* BEGIN *

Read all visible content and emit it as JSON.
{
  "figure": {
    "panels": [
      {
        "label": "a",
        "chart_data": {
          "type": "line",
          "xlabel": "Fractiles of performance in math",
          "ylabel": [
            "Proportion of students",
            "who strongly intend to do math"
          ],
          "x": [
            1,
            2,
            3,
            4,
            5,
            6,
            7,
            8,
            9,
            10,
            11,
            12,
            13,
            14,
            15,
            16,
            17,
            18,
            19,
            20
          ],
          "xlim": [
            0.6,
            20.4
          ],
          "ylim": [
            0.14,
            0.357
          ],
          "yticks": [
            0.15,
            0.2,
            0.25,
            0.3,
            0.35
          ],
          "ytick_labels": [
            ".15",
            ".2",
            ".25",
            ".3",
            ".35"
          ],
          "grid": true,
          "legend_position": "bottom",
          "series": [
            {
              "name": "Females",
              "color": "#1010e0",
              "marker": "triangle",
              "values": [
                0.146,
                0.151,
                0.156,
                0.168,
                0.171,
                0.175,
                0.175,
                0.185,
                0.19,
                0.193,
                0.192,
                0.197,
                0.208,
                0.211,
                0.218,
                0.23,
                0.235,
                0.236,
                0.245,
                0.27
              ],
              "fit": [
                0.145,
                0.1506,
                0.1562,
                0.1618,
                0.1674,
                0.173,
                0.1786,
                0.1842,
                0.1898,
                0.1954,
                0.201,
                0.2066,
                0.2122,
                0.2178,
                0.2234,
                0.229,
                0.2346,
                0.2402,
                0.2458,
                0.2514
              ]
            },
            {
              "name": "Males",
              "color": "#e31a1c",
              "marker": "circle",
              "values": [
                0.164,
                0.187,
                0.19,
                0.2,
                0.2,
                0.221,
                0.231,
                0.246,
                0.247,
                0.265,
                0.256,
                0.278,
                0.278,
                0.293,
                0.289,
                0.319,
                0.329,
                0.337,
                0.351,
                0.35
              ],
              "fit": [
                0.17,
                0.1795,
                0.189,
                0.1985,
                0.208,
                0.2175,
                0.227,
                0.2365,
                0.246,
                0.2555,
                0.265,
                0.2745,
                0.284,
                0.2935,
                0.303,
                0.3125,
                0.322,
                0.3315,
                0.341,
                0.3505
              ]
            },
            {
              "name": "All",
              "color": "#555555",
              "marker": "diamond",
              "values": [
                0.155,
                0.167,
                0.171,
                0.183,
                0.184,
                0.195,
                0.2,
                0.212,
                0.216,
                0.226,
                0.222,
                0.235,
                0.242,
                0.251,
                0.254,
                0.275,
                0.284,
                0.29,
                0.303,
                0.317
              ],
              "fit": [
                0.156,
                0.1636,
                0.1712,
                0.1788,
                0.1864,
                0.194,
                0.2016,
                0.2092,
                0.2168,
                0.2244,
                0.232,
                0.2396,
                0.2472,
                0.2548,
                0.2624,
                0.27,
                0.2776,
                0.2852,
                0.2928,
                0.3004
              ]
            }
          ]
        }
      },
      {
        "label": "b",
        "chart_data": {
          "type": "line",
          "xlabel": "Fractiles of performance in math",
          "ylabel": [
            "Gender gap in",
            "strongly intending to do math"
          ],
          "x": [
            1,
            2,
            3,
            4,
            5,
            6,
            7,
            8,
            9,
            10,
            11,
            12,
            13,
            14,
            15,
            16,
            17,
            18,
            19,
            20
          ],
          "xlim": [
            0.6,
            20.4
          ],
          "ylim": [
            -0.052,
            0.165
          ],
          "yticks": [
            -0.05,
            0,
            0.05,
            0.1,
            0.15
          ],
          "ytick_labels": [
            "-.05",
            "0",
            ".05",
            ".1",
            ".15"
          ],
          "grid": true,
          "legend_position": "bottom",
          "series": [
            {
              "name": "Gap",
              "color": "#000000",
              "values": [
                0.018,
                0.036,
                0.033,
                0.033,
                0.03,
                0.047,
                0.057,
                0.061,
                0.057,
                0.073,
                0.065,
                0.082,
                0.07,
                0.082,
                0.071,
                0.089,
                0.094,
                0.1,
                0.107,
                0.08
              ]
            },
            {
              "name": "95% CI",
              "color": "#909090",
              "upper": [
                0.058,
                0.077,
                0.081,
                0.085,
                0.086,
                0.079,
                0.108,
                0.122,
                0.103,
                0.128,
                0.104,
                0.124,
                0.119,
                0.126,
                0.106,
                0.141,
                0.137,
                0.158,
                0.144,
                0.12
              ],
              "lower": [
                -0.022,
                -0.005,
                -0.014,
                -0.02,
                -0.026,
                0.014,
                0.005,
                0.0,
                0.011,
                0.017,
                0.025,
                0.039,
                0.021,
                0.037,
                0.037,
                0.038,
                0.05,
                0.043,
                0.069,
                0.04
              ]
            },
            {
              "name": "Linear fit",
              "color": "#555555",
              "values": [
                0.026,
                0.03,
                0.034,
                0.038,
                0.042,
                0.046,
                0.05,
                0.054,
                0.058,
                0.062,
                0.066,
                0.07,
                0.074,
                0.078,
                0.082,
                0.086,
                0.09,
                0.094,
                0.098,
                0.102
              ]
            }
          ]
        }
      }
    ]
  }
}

* END *

List each line of the records that holds the string "color".

— RESULT OF THE TASK —
              "color": "#1010e0",
              "color": "#e31a1c",
              "color": "#555555",
              "color": "#000000",
              "color": "#909090",
              "color": "#555555",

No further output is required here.